**Work to do**
Any pictures in the records below should be skipped; write out everything else exactly.

(Records about charts and figures)
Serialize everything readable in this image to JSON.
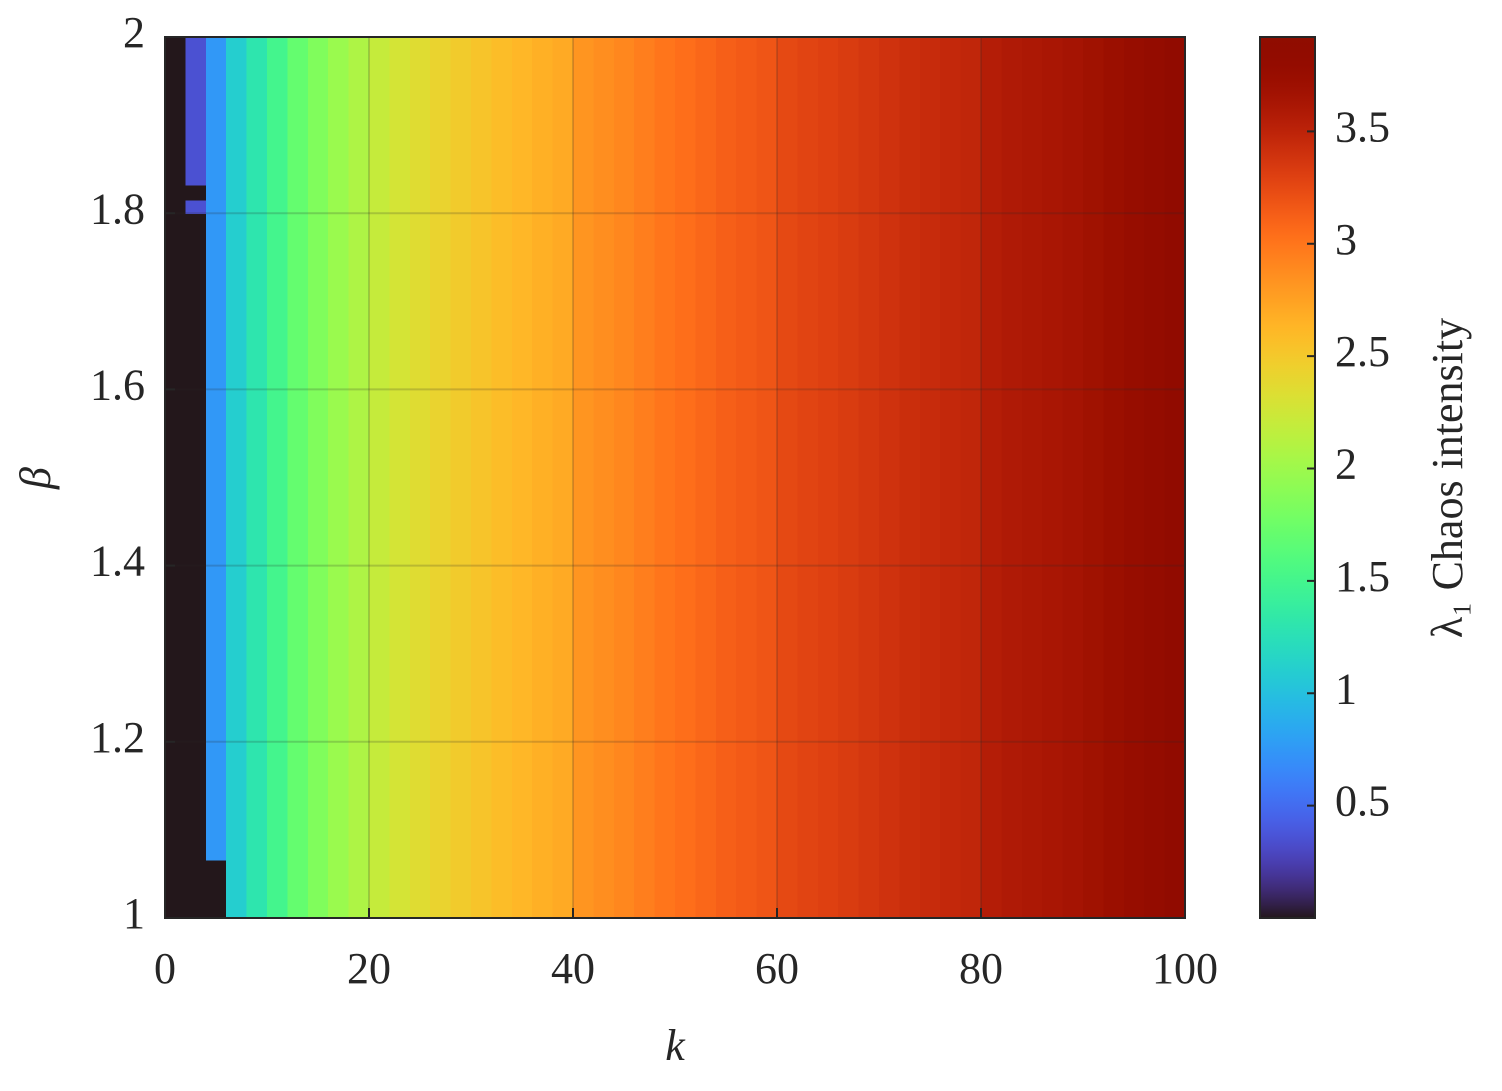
{
  "chart_data": {
    "type": "heatmap",
    "xlabel": "k",
    "ylabel": "β",
    "colorbar_label": "λ₁ Chaos intensity",
    "colormap": "turbo",
    "grid": true,
    "x_edges": [
      0,
      2,
      4,
      6,
      8,
      10,
      12,
      14,
      16,
      18,
      20,
      22,
      24,
      26,
      28,
      30,
      32,
      34,
      36,
      38,
      40,
      42,
      44,
      46,
      48,
      50,
      52,
      54,
      56,
      58,
      60,
      62,
      64,
      66,
      68,
      70,
      72,
      74,
      76,
      78,
      80,
      82,
      84,
      86,
      88,
      90,
      92,
      94,
      96,
      98,
      100
    ],
    "y_edges": [
      1,
      1.066,
      1.8,
      1.815,
      1.832,
      2
    ],
    "z": [
      [
        0,
        0,
        0,
        1.1,
        1.3,
        1.5,
        1.7,
        1.85,
        1.98,
        2.08,
        2.2,
        2.28,
        2.35,
        2.42,
        2.48,
        2.53,
        2.58,
        2.62,
        2.66,
        2.7,
        2.82,
        2.86,
        2.9,
        2.95,
        3.0,
        3.04,
        3.08,
        3.12,
        3.15,
        3.18,
        3.25,
        3.28,
        3.3,
        3.33,
        3.36,
        3.39,
        3.42,
        3.44,
        3.46,
        3.48,
        3.55,
        3.58,
        3.6,
        3.62,
        3.65,
        3.68,
        3.72,
        3.76,
        3.8,
        3.85
      ],
      [
        0,
        0,
        0.75,
        1.1,
        1.3,
        1.5,
        1.7,
        1.85,
        1.98,
        2.08,
        2.2,
        2.28,
        2.35,
        2.42,
        2.48,
        2.53,
        2.58,
        2.62,
        2.66,
        2.7,
        2.82,
        2.86,
        2.9,
        2.95,
        3.0,
        3.04,
        3.08,
        3.12,
        3.15,
        3.18,
        3.25,
        3.28,
        3.3,
        3.33,
        3.36,
        3.39,
        3.42,
        3.44,
        3.46,
        3.48,
        3.55,
        3.58,
        3.6,
        3.62,
        3.65,
        3.68,
        3.72,
        3.76,
        3.8,
        3.85
      ],
      [
        0,
        0.35,
        0.75,
        1.1,
        1.3,
        1.5,
        1.7,
        1.85,
        1.98,
        2.08,
        2.2,
        2.28,
        2.35,
        2.42,
        2.48,
        2.53,
        2.58,
        2.62,
        2.66,
        2.7,
        2.82,
        2.86,
        2.9,
        2.95,
        3.0,
        3.04,
        3.08,
        3.12,
        3.15,
        3.18,
        3.25,
        3.28,
        3.3,
        3.33,
        3.36,
        3.39,
        3.42,
        3.44,
        3.46,
        3.48,
        3.55,
        3.58,
        3.6,
        3.62,
        3.65,
        3.68,
        3.72,
        3.76,
        3.8,
        3.85
      ],
      [
        0,
        0,
        0.75,
        1.1,
        1.3,
        1.5,
        1.7,
        1.85,
        1.98,
        2.08,
        2.2,
        2.28,
        2.35,
        2.42,
        2.48,
        2.53,
        2.58,
        2.62,
        2.66,
        2.7,
        2.82,
        2.86,
        2.9,
        2.95,
        3.0,
        3.04,
        3.08,
        3.12,
        3.15,
        3.18,
        3.25,
        3.28,
        3.3,
        3.33,
        3.36,
        3.39,
        3.42,
        3.44,
        3.46,
        3.48,
        3.55,
        3.58,
        3.6,
        3.62,
        3.65,
        3.68,
        3.72,
        3.76,
        3.8,
        3.85
      ],
      [
        0,
        0.35,
        0.75,
        1.1,
        1.3,
        1.5,
        1.7,
        1.85,
        1.98,
        2.08,
        2.2,
        2.28,
        2.35,
        2.42,
        2.48,
        2.53,
        2.58,
        2.62,
        2.66,
        2.7,
        2.82,
        2.86,
        2.9,
        2.95,
        3.0,
        3.04,
        3.08,
        3.12,
        3.15,
        3.18,
        3.25,
        3.28,
        3.3,
        3.33,
        3.36,
        3.39,
        3.42,
        3.44,
        3.46,
        3.48,
        3.55,
        3.58,
        3.6,
        3.62,
        3.65,
        3.68,
        3.72,
        3.76,
        3.8,
        3.85
      ]
    ],
    "xlim": [
      0,
      100
    ],
    "xticks": [
      0,
      20,
      40,
      60,
      80,
      100
    ],
    "ylim": [
      1,
      2
    ],
    "yticks": [
      1,
      1.2,
      1.4,
      1.6,
      1.8,
      2
    ],
    "clim": [
      0,
      3.92
    ],
    "cticks": [
      0.5,
      1,
      1.5,
      2,
      2.5,
      3,
      3.5
    ]
  }
}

**Output for this task**
Serialize everything readable in this image to JSON.
{
  "chart_data": {
    "type": "heatmap",
    "xlabel": "k",
    "ylabel": "β",
    "colorbar_label": "λ₁ Chaos intensity",
    "colormap": "turbo",
    "grid": true,
    "x_edges": [
      0,
      2,
      4,
      6,
      8,
      10,
      12,
      14,
      16,
      18,
      20,
      22,
      24,
      26,
      28,
      30,
      32,
      34,
      36,
      38,
      40,
      42,
      44,
      46,
      48,
      50,
      52,
      54,
      56,
      58,
      60,
      62,
      64,
      66,
      68,
      70,
      72,
      74,
      76,
      78,
      80,
      82,
      84,
      86,
      88,
      90,
      92,
      94,
      96,
      98,
      100
    ],
    "y_edges": [
      1,
      1.066,
      1.8,
      1.815,
      1.832,
      2
    ],
    "z": [
      [
        0,
        0,
        0,
        1.1,
        1.3,
        1.5,
        1.7,
        1.85,
        1.98,
        2.08,
        2.2,
        2.28,
        2.35,
        2.42,
        2.48,
        2.53,
        2.58,
        2.62,
        2.66,
        2.7,
        2.82,
        2.86,
        2.9,
        2.95,
        3.0,
        3.04,
        3.08,
        3.12,
        3.15,
        3.18,
        3.25,
        3.28,
        3.3,
        3.33,
        3.36,
        3.39,
        3.42,
        3.44,
        3.46,
        3.48,
        3.55,
        3.58,
        3.6,
        3.62,
        3.65,
        3.68,
        3.72,
        3.76,
        3.8,
        3.85
      ],
      [
        0,
        0,
        0.75,
        1.1,
        1.3,
        1.5,
        1.7,
        1.85,
        1.98,
        2.08,
        2.2,
        2.28,
        2.35,
        2.42,
        2.48,
        2.53,
        2.58,
        2.62,
        2.66,
        2.7,
        2.82,
        2.86,
        2.9,
        2.95,
        3.0,
        3.04,
        3.08,
        3.12,
        3.15,
        3.18,
        3.25,
        3.28,
        3.3,
        3.33,
        3.36,
        3.39,
        3.42,
        3.44,
        3.46,
        3.48,
        3.55,
        3.58,
        3.6,
        3.62,
        3.65,
        3.68,
        3.72,
        3.76,
        3.8,
        3.85
      ],
      [
        0,
        0.35,
        0.75,
        1.1,
        1.3,
        1.5,
        1.7,
        1.85,
        1.98,
        2.08,
        2.2,
        2.28,
        2.35,
        2.42,
        2.48,
        2.53,
        2.58,
        2.62,
        2.66,
        2.7,
        2.82,
        2.86,
        2.9,
        2.95,
        3.0,
        3.04,
        3.08,
        3.12,
        3.15,
        3.18,
        3.25,
        3.28,
        3.3,
        3.33,
        3.36,
        3.39,
        3.42,
        3.44,
        3.46,
        3.48,
        3.55,
        3.58,
        3.6,
        3.62,
        3.65,
        3.68,
        3.72,
        3.76,
        3.8,
        3.85
      ],
      [
        0,
        0,
        0.75,
        1.1,
        1.3,
        1.5,
        1.7,
        1.85,
        1.98,
        2.08,
        2.2,
        2.28,
        2.35,
        2.42,
        2.48,
        2.53,
        2.58,
        2.62,
        2.66,
        2.7,
        2.82,
        2.86,
        2.9,
        2.95,
        3.0,
        3.04,
        3.08,
        3.12,
        3.15,
        3.18,
        3.25,
        3.28,
        3.3,
        3.33,
        3.36,
        3.39,
        3.42,
        3.44,
        3.46,
        3.48,
        3.55,
        3.58,
        3.6,
        3.62,
        3.65,
        3.68,
        3.72,
        3.76,
        3.8,
        3.85
      ],
      [
        0,
        0.35,
        0.75,
        1.1,
        1.3,
        1.5,
        1.7,
        1.85,
        1.98,
        2.08,
        2.2,
        2.28,
        2.35,
        2.42,
        2.48,
        2.53,
        2.58,
        2.62,
        2.66,
        2.7,
        2.82,
        2.86,
        2.9,
        2.95,
        3.0,
        3.04,
        3.08,
        3.12,
        3.15,
        3.18,
        3.25,
        3.28,
        3.3,
        3.33,
        3.36,
        3.39,
        3.42,
        3.44,
        3.46,
        3.48,
        3.55,
        3.58,
        3.6,
        3.62,
        3.65,
        3.68,
        3.72,
        3.76,
        3.8,
        3.85
      ]
    ],
    "xlim": [
      0,
      100
    ],
    "xticks": [
      0,
      20,
      40,
      60,
      80,
      100
    ],
    "ylim": [
      1,
      2
    ],
    "yticks": [
      1,
      1.2,
      1.4,
      1.6,
      1.8,
      2
    ],
    "clim": [
      0,
      3.92
    ],
    "cticks": [
      0.5,
      1,
      1.5,
      2,
      2.5,
      3,
      3.5
    ]
  }
}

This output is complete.